Part of a data file
___

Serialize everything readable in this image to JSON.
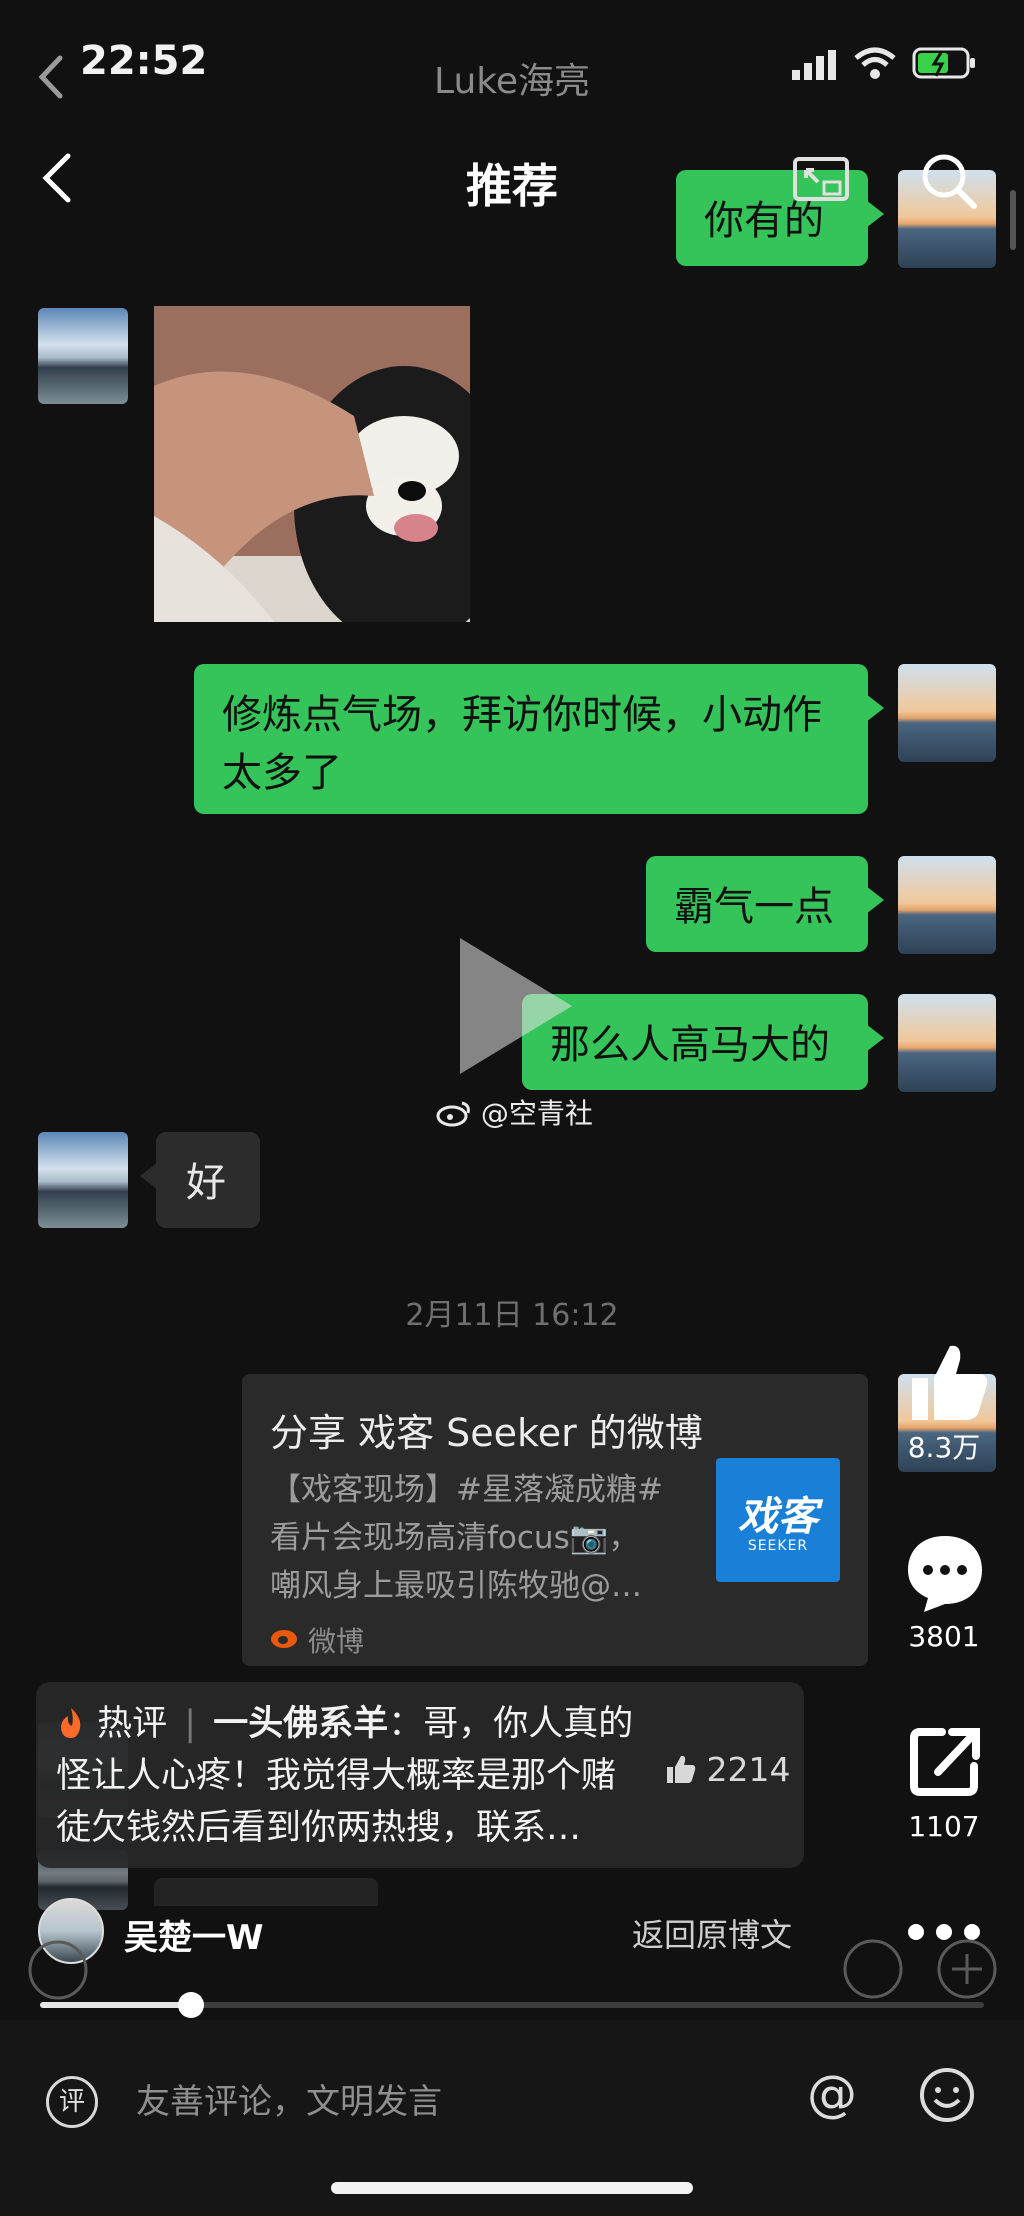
{
  "status_bar": {
    "time": "22:52",
    "window_title": "Luke海亮"
  },
  "nav": {
    "title": "推荐"
  },
  "chat": {
    "messages": [
      {
        "side": "right",
        "type": "text",
        "text": "你有的"
      },
      {
        "side": "left",
        "type": "image"
      },
      {
        "side": "right",
        "type": "text",
        "line1": "修炼点气场，拜访你时候，小动作",
        "line2": "太多了"
      },
      {
        "side": "right",
        "type": "text",
        "text": "霸气一点"
      },
      {
        "side": "right",
        "type": "text",
        "text": "那么人高马大的"
      },
      {
        "side": "left",
        "type": "text",
        "text": "好"
      }
    ],
    "timestamp": "2月11日 16:12",
    "share_card": {
      "title": "分享 戏客 Seeker 的微博",
      "desc_line1": "【戏客现场】#星落凝成糖#",
      "desc_line2": "看片会现场高清focus📷，",
      "desc_line3": "嘲风身上最吸引陈牧驰@…",
      "thumb_label": "戏客",
      "thumb_sub": "SEEKER",
      "source": "微博"
    }
  },
  "video": {
    "watermark": "@空青社",
    "likes": "8.3万",
    "comments": "3801",
    "shares": "1107"
  },
  "hot_comment": {
    "badge": "热评",
    "author": "一头佛系羊",
    "line1_rest": "：哥，你人真的",
    "line2": "怪让人心疼！我觉得大概率是那个赌",
    "line3": "徒欠钱然后看到你两热搜，联系…",
    "like_count": "2214"
  },
  "author": {
    "name": "吴楚一W"
  },
  "return_link": "返回原博文",
  "progress": {
    "fraction": 0.16
  },
  "comment_input": {
    "placeholder": "友善评论，文明发言",
    "icon_char": "评"
  },
  "colors": {
    "green_bubble": "#35c45a",
    "background": "#111111",
    "weibo_orange": "#e8590c"
  }
}
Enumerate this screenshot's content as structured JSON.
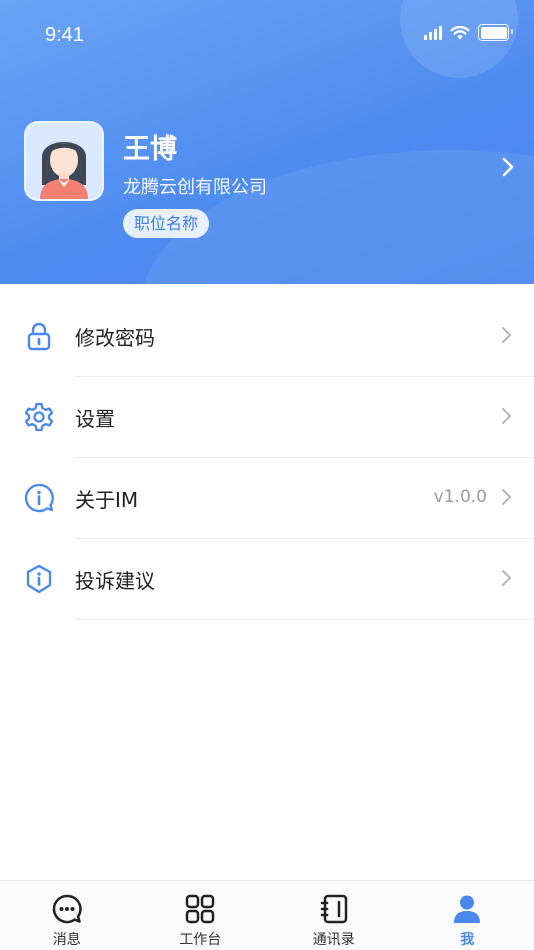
{
  "status_bar": {
    "time": "9:41"
  },
  "profile": {
    "name": "王博",
    "company": "龙腾云创有限公司",
    "position": "职位名称"
  },
  "menu": {
    "items": [
      {
        "label": "修改密码",
        "icon": "lock-icon",
        "value": ""
      },
      {
        "label": "设置",
        "icon": "gear-icon",
        "value": ""
      },
      {
        "label": "关于IM",
        "icon": "info-chat-icon",
        "value": "v1.0.0"
      },
      {
        "label": "投诉建议",
        "icon": "shield-info-icon",
        "value": ""
      }
    ]
  },
  "tabbar": {
    "items": [
      {
        "label": "消息",
        "icon": "chat-bubble-icon",
        "active": false
      },
      {
        "label": "工作台",
        "icon": "grid-icon",
        "active": false
      },
      {
        "label": "通讯录",
        "icon": "contacts-book-icon",
        "active": false
      },
      {
        "label": "我",
        "icon": "person-icon",
        "active": true
      }
    ]
  },
  "colors": {
    "accent": "#4a88ef",
    "header_start": "#6aa4f6",
    "header_end": "#4a86ee",
    "badge_bg": "#e6f0ff"
  }
}
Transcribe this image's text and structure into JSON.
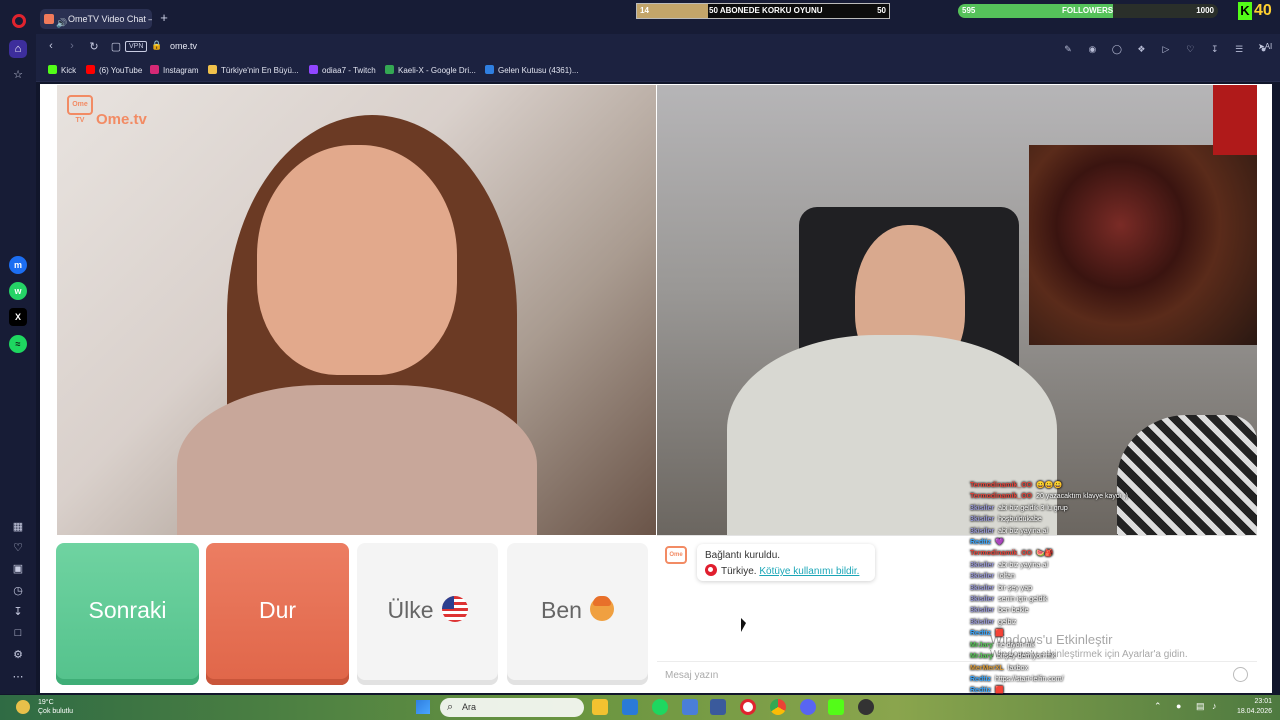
{
  "browser": {
    "tab_title": "OmeTV Video Chat —",
    "url": "ome.tv",
    "vpn_label": "VPN",
    "ai_label": "AI"
  },
  "stream_overlay": {
    "goal": {
      "current": "14",
      "title": "50 ABONEDE KORKU OYUNU",
      "target": "50",
      "progress": 0.28
    },
    "followers": {
      "current": "595",
      "label": "FOLLOWERS",
      "target": "1000",
      "progress": 0.595
    },
    "kick_count": "40"
  },
  "bookmarks": [
    {
      "label": "Kick",
      "color": "#53fc18"
    },
    {
      "label": "(6) YouTube",
      "color": "#ff0000"
    },
    {
      "label": "Instagram",
      "color": "#d62976"
    },
    {
      "label": "Türkiye'nin En Büyü...",
      "color": "#f0c14b"
    },
    {
      "label": "odiaa7 - Twitch",
      "color": "#9146ff"
    },
    {
      "label": "Kaeli-X - Google Dri...",
      "color": "#34a853"
    },
    {
      "label": "Gelen Kutusu (4361)...",
      "color": "#2f7fe0"
    }
  ],
  "sidebar_icons": [
    "home-icon",
    "star-icon",
    "messenger-icon",
    "whatsapp-icon",
    "x-icon",
    "spotify-icon",
    "apps-icon",
    "heart-icon",
    "wallet-icon",
    "history-icon",
    "download-icon",
    "box-icon",
    "settings-icon",
    "more-icon"
  ],
  "ometv": {
    "logo_text": "Ome.tv",
    "logo_badge": "Ome TV",
    "buttons": {
      "next": "Sonraki",
      "stop": "Dur",
      "country": "Ülke",
      "me": "Ben"
    },
    "system_message": {
      "title": "Bağlantı kuruldu.",
      "country": "Türkiye.",
      "report_link": "Kötüye kullanımı bildir."
    },
    "message_placeholder": "Mesaj yazın"
  },
  "stream_chat": [
    {
      "user": "Termodinamik_OO",
      "text": "😀😀😀",
      "color": "#e0443a"
    },
    {
      "user": "Termodinamik_OO",
      "text": "20 yazacaktım klavye kaydı ;)",
      "color": "#e0443a"
    },
    {
      "user": "3kisiler",
      "text": "abi biz geldik 3 lu grup",
      "color": "#9a9ad8"
    },
    {
      "user": "3kisiler",
      "text": "hoşbuldukabe",
      "color": "#9a9ad8"
    },
    {
      "user": "3kisiler",
      "text": "abi biz yayina al",
      "color": "#9a9ad8"
    },
    {
      "user": "Redtiz",
      "text": "💜",
      "color": "#3aa8ff"
    },
    {
      "user": "Termodinamik_OO",
      "text": "🍉🎒",
      "color": "#e0443a"
    },
    {
      "user": "3kisiler",
      "text": "abi biz yayina al",
      "color": "#9a9ad8"
    },
    {
      "user": "3kisiler",
      "text": "lolfan",
      "color": "#9a9ad8"
    },
    {
      "user": "3kisiler",
      "text": "bir şey yap",
      "color": "#9a9ad8"
    },
    {
      "user": "3kisiler",
      "text": "senin için geldik",
      "color": "#9a9ad8"
    },
    {
      "user": "3kisiler",
      "text": "ben bekle",
      "color": "#9a9ad8"
    },
    {
      "user": "3kisiler",
      "text": "gelbiz",
      "color": "#9a9ad8"
    },
    {
      "user": "Redtiz",
      "text": "🟥",
      "color": "#3aa8ff"
    },
    {
      "user": "MrJary",
      "text": "ne diyon mk",
      "color": "#5ac85a"
    },
    {
      "user": "MrJary",
      "text": "birşey demiyon mk",
      "color": "#5ac85a"
    },
    {
      "user": "MerMerXL",
      "text": "laxbox",
      "color": "#d89a3a"
    },
    {
      "user": "Redtiz",
      "text": "https://start-lelfin.com/",
      "color": "#3aa8ff"
    },
    {
      "user": "Redtiz",
      "text": "🟥",
      "color": "#3aa8ff"
    }
  ],
  "windows_activation": {
    "line1": "Windows'u Etkinleştir",
    "line2": "Windows'u etkinleştirmek için Ayarlar'a gidin."
  },
  "taskbar": {
    "weather_temp": "19°C",
    "weather_desc": "Çok bulutlu",
    "search_label": "Ara",
    "time": "23:01",
    "date": "18.04.2026"
  }
}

___

■ TASK TO CARRY OUT: Every entry should be returned exactly as written, minus the pictures.

■ RESULT OF THIS EXERCISE:
Serialize everything readable in this image to JSON.
{
  "status_bar": {
    "time": "22:52",
    "window_title": "Luke海亮"
  },
  "nav": {
    "title": "推荐"
  },
  "chat": {
    "messages": [
      {
        "side": "right",
        "type": "text",
        "text": "你有的"
      },
      {
        "side": "left",
        "type": "image"
      },
      {
        "side": "right",
        "type": "text",
        "line1": "修炼点气场，拜访你时候，小动作",
        "line2": "太多了"
      },
      {
        "side": "right",
        "type": "text",
        "text": "霸气一点"
      },
      {
        "side": "right",
        "type": "text",
        "text": "那么人高马大的"
      },
      {
        "side": "left",
        "type": "text",
        "text": "好"
      }
    ],
    "timestamp": "2月11日 16:12",
    "share_card": {
      "title": "分享 戏客 Seeker 的微博",
      "desc_line1": "【戏客现场】#星落凝成糖#",
      "desc_line2": "看片会现场高清focus📷，",
      "desc_line3": "嘲风身上最吸引陈牧驰@…",
      "thumb_label": "戏客",
      "thumb_sub": "SEEKER",
      "source": "微博"
    }
  },
  "video": {
    "watermark": "@空青社",
    "likes": "8.3万",
    "comments": "3801",
    "shares": "1107"
  },
  "hot_comment": {
    "badge": "热评",
    "author": "一头佛系羊",
    "line1_rest": "：哥，你人真的",
    "line2": "怪让人心疼！我觉得大概率是那个赌",
    "line3": "徒欠钱然后看到你两热搜，联系…",
    "like_count": "2214"
  },
  "author": {
    "name": "吴楚一W"
  },
  "return_link": "返回原博文",
  "progress": {
    "fraction": 0.16
  },
  "comment_input": {
    "placeholder": "友善评论，文明发言",
    "icon_char": "评"
  },
  "colors": {
    "green_bubble": "#35c45a",
    "background": "#111111",
    "weibo_orange": "#e8590c"
  }
}
Enumerate this screenshot's content as structured JSON.
{
  "status_bar": {
    "time": "9:41"
  },
  "profile": {
    "name": "王博",
    "company": "龙腾云创有限公司",
    "position": "职位名称"
  },
  "menu": {
    "items": [
      {
        "label": "修改密码",
        "icon": "lock-icon",
        "value": ""
      },
      {
        "label": "设置",
        "icon": "gear-icon",
        "value": ""
      },
      {
        "label": "关于IM",
        "icon": "info-chat-icon",
        "value": "v1.0.0"
      },
      {
        "label": "投诉建议",
        "icon": "shield-info-icon",
        "value": ""
      }
    ]
  },
  "tabbar": {
    "items": [
      {
        "label": "消息",
        "icon": "chat-bubble-icon",
        "active": false
      },
      {
        "label": "工作台",
        "icon": "grid-icon",
        "active": false
      },
      {
        "label": "通讯录",
        "icon": "contacts-book-icon",
        "active": false
      },
      {
        "label": "我",
        "icon": "person-icon",
        "active": true
      }
    ]
  },
  "colors": {
    "accent": "#4a88ef",
    "header_start": "#6aa4f6",
    "header_end": "#4a86ee",
    "badge_bg": "#e6f0ff"
  }
}
Transcribe this image's text and structure into JSON.
{
  "browser": {
    "tab_title": "OmeTV Video Chat —",
    "url": "ome.tv",
    "vpn_label": "VPN",
    "ai_label": "AI"
  },
  "stream_overlay": {
    "goal": {
      "current": "14",
      "title": "50 ABONEDE KORKU OYUNU",
      "target": "50",
      "progress": 0.28
    },
    "followers": {
      "current": "595",
      "label": "FOLLOWERS",
      "target": "1000",
      "progress": 0.595
    },
    "kick_count": "40"
  },
  "bookmarks": [
    {
      "label": "Kick",
      "color": "#53fc18"
    },
    {
      "label": "(6) YouTube",
      "color": "#ff0000"
    },
    {
      "label": "Instagram",
      "color": "#d62976"
    },
    {
      "label": "Türkiye'nin En Büyü...",
      "color": "#f0c14b"
    },
    {
      "label": "odiaa7 - Twitch",
      "color": "#9146ff"
    },
    {
      "label": "Kaeli-X - Google Dri...",
      "color": "#34a853"
    },
    {
      "label": "Gelen Kutusu (4361)...",
      "color": "#2f7fe0"
    }
  ],
  "sidebar_icons": [
    "home-icon",
    "star-icon",
    "messenger-icon",
    "whatsapp-icon",
    "x-icon",
    "spotify-icon",
    "apps-icon",
    "heart-icon",
    "wallet-icon",
    "history-icon",
    "download-icon",
    "box-icon",
    "settings-icon",
    "more-icon"
  ],
  "ometv": {
    "logo_text": "Ome.tv",
    "logo_badge": "Ome TV",
    "buttons": {
      "next": "Sonraki",
      "stop": "Dur",
      "country": "Ülke",
      "me": "Ben"
    },
    "system_message": {
      "title": "Bağlantı kuruldu.",
      "country": "Türkiye.",
      "report_link": "Kötüye kullanımı bildir."
    },
    "message_placeholder": "Mesaj yazın"
  },
  "stream_chat": [
    {
      "user": "Termodinamik_OO",
      "text": "😀😀😀",
      "color": "#e0443a"
    },
    {
      "user": "Termodinamik_OO",
      "text": "20 yazacaktım klavye kaydı ;)",
      "color": "#e0443a"
    },
    {
      "user": "3kisiler",
      "text": "abi biz geldik 3 lu grup",
      "color": "#9a9ad8"
    },
    {
      "user": "3kisiler",
      "text": "hoşbuldukabe",
      "color": "#9a9ad8"
    },
    {
      "user": "3kisiler",
      "text": "abi biz yayina al",
      "color": "#9a9ad8"
    },
    {
      "user": "Redtiz",
      "text": "💜",
      "color": "#3aa8ff"
    },
    {
      "user": "Termodinamik_OO",
      "text": "🍉🎒",
      "color": "#e0443a"
    },
    {
      "user": "3kisiler",
      "text": "abi biz yayina al",
      "color": "#9a9ad8"
    },
    {
      "user": "3kisiler",
      "text": "lolfan",
      "color": "#9a9ad8"
    },
    {
      "user": "3kisiler",
      "text": "bir şey yap",
      "color": "#9a9ad8"
    },
    {
      "user": "3kisiler",
      "text": "senin için geldik",
      "color": "#9a9ad8"
    },
    {
      "user": "3kisiler",
      "text": "ben bekle",
      "color": "#9a9ad8"
    },
    {
      "user": "3kisiler",
      "text": "gelbiz",
      "color": "#9a9ad8"
    },
    {
      "user": "Redtiz",
      "text": "🟥",
      "color": "#3aa8ff"
    },
    {
      "user": "MrJary",
      "text": "ne diyon mk",
      "color": "#5ac85a"
    },
    {
      "user": "MrJary",
      "text": "birşey demiyon mk",
      "color": "#5ac85a"
    },
    {
      "user": "MerMerXL",
      "text": "laxbox",
      "color": "#d89a3a"
    },
    {
      "user": "Redtiz",
      "text": "https://start-lelfin.com/",
      "color": "#3aa8ff"
    },
    {
      "user": "Redtiz",
      "text": "🟥",
      "color": "#3aa8ff"
    }
  ],
  "windows_activation": {
    "line1": "Windows'u Etkinleştir",
    "line2": "Windows'u etkinleştirmek için Ayarlar'a gidin."
  },
  "taskbar": {
    "weather_temp": "19°C",
    "weather_desc": "Çok bulutlu",
    "search_label": "Ara",
    "time": "23:01",
    "date": "18.04.2026"
  }
}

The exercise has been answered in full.